▶ _EXTRACTED MATERIAL_:
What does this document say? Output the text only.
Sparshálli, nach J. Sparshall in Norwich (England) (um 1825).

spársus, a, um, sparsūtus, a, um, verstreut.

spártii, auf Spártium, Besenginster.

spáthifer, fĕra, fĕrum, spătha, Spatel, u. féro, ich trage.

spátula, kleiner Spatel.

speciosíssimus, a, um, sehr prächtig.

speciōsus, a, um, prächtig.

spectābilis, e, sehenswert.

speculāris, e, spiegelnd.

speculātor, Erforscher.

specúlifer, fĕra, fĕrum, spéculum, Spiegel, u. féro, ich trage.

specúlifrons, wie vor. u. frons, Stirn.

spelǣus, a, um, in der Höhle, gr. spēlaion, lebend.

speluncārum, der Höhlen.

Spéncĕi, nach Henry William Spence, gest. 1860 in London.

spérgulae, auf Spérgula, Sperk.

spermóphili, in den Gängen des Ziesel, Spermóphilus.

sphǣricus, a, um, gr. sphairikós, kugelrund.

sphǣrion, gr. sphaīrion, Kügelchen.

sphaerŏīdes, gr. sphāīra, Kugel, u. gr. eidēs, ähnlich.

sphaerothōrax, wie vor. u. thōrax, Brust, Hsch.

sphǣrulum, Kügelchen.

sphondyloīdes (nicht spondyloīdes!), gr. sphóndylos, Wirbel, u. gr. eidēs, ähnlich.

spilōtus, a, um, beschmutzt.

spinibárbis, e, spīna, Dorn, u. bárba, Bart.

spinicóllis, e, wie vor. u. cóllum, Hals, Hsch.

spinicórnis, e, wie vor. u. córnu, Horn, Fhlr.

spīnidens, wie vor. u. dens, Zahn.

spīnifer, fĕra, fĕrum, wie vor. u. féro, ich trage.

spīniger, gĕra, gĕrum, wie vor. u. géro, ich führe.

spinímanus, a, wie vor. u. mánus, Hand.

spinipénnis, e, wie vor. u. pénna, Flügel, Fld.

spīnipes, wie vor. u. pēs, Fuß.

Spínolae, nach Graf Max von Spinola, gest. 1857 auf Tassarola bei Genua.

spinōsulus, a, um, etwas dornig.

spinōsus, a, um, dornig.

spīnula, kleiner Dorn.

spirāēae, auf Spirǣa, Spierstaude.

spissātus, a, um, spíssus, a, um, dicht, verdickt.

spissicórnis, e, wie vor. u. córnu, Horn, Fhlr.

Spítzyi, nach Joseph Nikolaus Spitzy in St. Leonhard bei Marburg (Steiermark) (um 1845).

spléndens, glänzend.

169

▶ _WHAT TO PRODUCE_: Your answer should be a single number: the count of lines that contain "fĕrum".

▶ _PROBLEM SOLUTION_: 3